▸ Exercise prompt
Transcribe all of the data exactly. Omit the pictures.
### Raw records ###
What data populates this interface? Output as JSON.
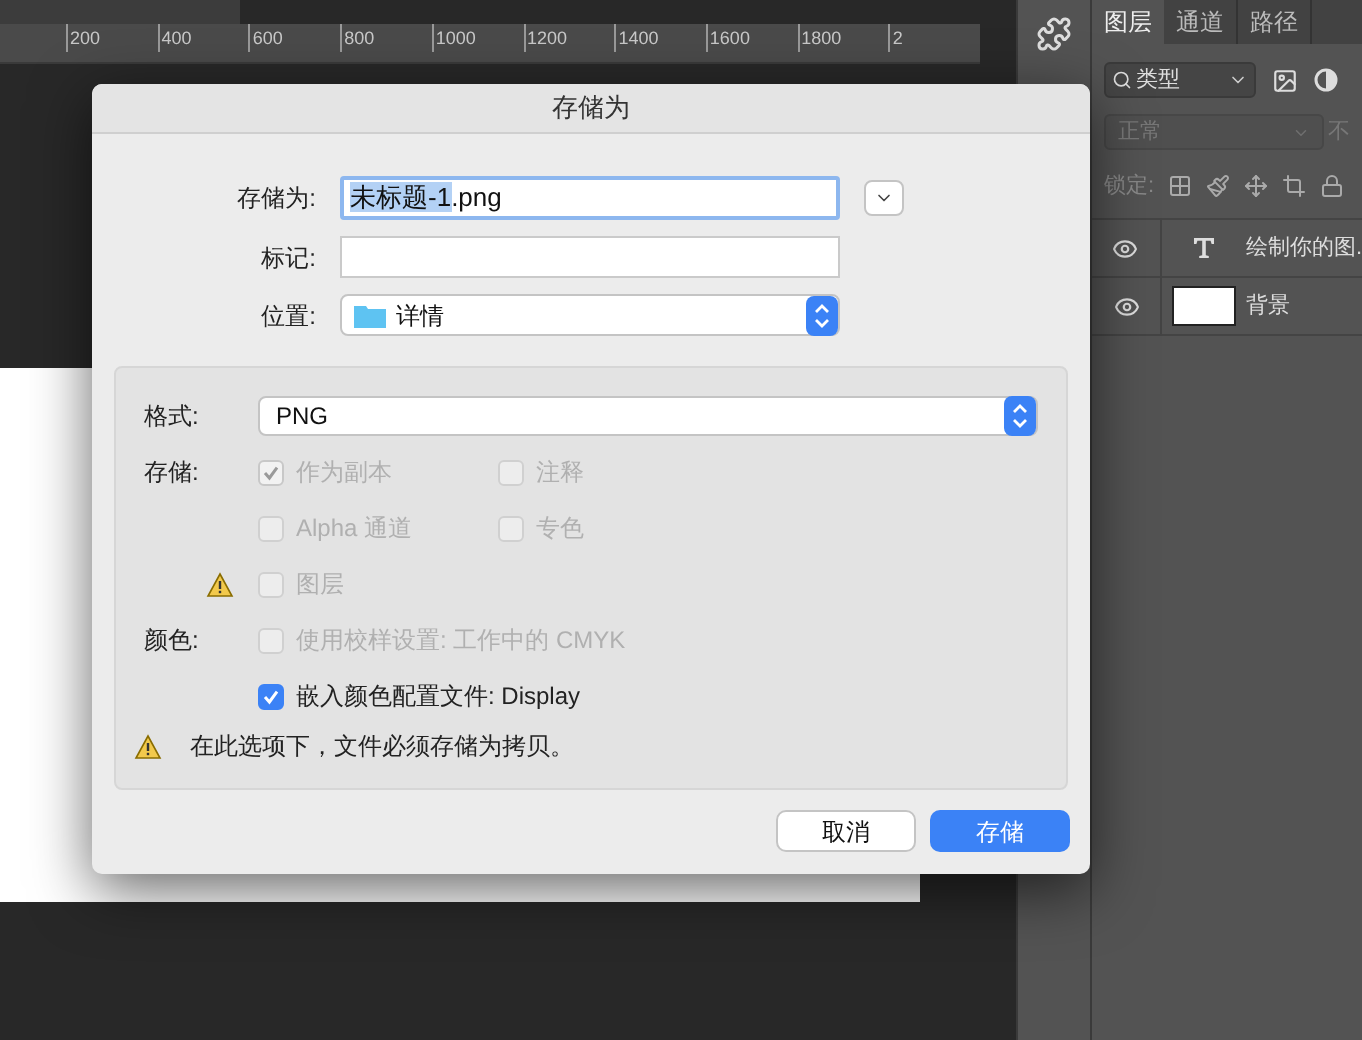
{
  "ruler": {
    "ticks": [
      "200",
      "400",
      "600",
      "800",
      "1000",
      "1200",
      "1400",
      "1600",
      "1800",
      "2"
    ]
  },
  "layers_panel": {
    "tabs": [
      {
        "label": "图层",
        "selected": true
      },
      {
        "label": "通道",
        "selected": false
      },
      {
        "label": "路径",
        "selected": false
      }
    ],
    "filter": {
      "value": "类型"
    },
    "blend_mode": {
      "value": "正常",
      "disabled": true
    },
    "opacity_label": "不",
    "lock_label": "锁定:",
    "layers": [
      {
        "kind": "text",
        "name": "绘制你的图.",
        "visible": true
      },
      {
        "kind": "image",
        "name": "背景",
        "visible": true
      }
    ]
  },
  "dialog": {
    "title": "存储为",
    "save_as": {
      "label": "存储为:",
      "value_selected": "未标题-1",
      "value_rest": ".png"
    },
    "tags": {
      "label": "标记:"
    },
    "location": {
      "label": "位置:",
      "value": "详情"
    },
    "format": {
      "label": "格式:",
      "value": "PNG"
    },
    "option_rows": [
      {
        "label": "存储:",
        "warning": false,
        "options": [
          {
            "label": "作为副本",
            "checked": true,
            "disabled": true
          },
          {
            "label": "注释",
            "checked": false,
            "disabled": true
          }
        ]
      },
      {
        "warning": false,
        "options": [
          {
            "label": "Alpha 通道",
            "checked": false,
            "disabled": true
          },
          {
            "label": "专色",
            "checked": false,
            "disabled": true
          }
        ]
      },
      {
        "warning": true,
        "options": [
          {
            "label": "图层",
            "checked": false,
            "disabled": true
          }
        ]
      },
      {
        "label": "颜色:",
        "warning": false,
        "options": [
          {
            "label": "使用校样设置: 工作中的 CMYK",
            "checked": false,
            "disabled": true
          }
        ]
      },
      {
        "warning": false,
        "options": [
          {
            "label": "嵌入颜色配置文件: Display",
            "checked": true,
            "disabled": false
          }
        ]
      }
    ],
    "note": "在此选项下，文件必须存储为拷贝。",
    "buttons": [
      {
        "label": "取消",
        "kind": "default"
      },
      {
        "label": "存储",
        "kind": "primary"
      }
    ]
  }
}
###
▸ Response to the task
What data populates this interface? Output as JSON.
{
  "ruler": {
    "ticks": [
      "200",
      "400",
      "600",
      "800",
      "1000",
      "1200",
      "1400",
      "1600",
      "1800",
      "2"
    ]
  },
  "layers_panel": {
    "tabs": [
      {
        "label": "图层",
        "selected": true
      },
      {
        "label": "通道",
        "selected": false
      },
      {
        "label": "路径",
        "selected": false
      }
    ],
    "filter": {
      "value": "类型"
    },
    "blend_mode": {
      "value": "正常",
      "disabled": true
    },
    "opacity_label": "不",
    "lock_label": "锁定:",
    "layers": [
      {
        "kind": "text",
        "name": "绘制你的图.",
        "visible": true
      },
      {
        "kind": "image",
        "name": "背景",
        "visible": true
      }
    ]
  },
  "dialog": {
    "title": "存储为",
    "save_as": {
      "label": "存储为:",
      "value_selected": "未标题-1",
      "value_rest": ".png"
    },
    "tags": {
      "label": "标记:"
    },
    "location": {
      "label": "位置:",
      "value": "详情"
    },
    "format": {
      "label": "格式:",
      "value": "PNG"
    },
    "option_rows": [
      {
        "label": "存储:",
        "warning": false,
        "options": [
          {
            "label": "作为副本",
            "checked": true,
            "disabled": true
          },
          {
            "label": "注释",
            "checked": false,
            "disabled": true
          }
        ]
      },
      {
        "warning": false,
        "options": [
          {
            "label": "Alpha 通道",
            "checked": false,
            "disabled": true
          },
          {
            "label": "专色",
            "checked": false,
            "disabled": true
          }
        ]
      },
      {
        "warning": true,
        "options": [
          {
            "label": "图层",
            "checked": false,
            "disabled": true
          }
        ]
      },
      {
        "label": "颜色:",
        "warning": false,
        "options": [
          {
            "label": "使用校样设置: 工作中的 CMYK",
            "checked": false,
            "disabled": true
          }
        ]
      },
      {
        "warning": false,
        "options": [
          {
            "label": "嵌入颜色配置文件: Display",
            "checked": true,
            "disabled": false
          }
        ]
      }
    ],
    "note": "在此选项下，文件必须存储为拷贝。",
    "buttons": [
      {
        "label": "取消",
        "kind": "default"
      },
      {
        "label": "存储",
        "kind": "primary"
      }
    ]
  }
}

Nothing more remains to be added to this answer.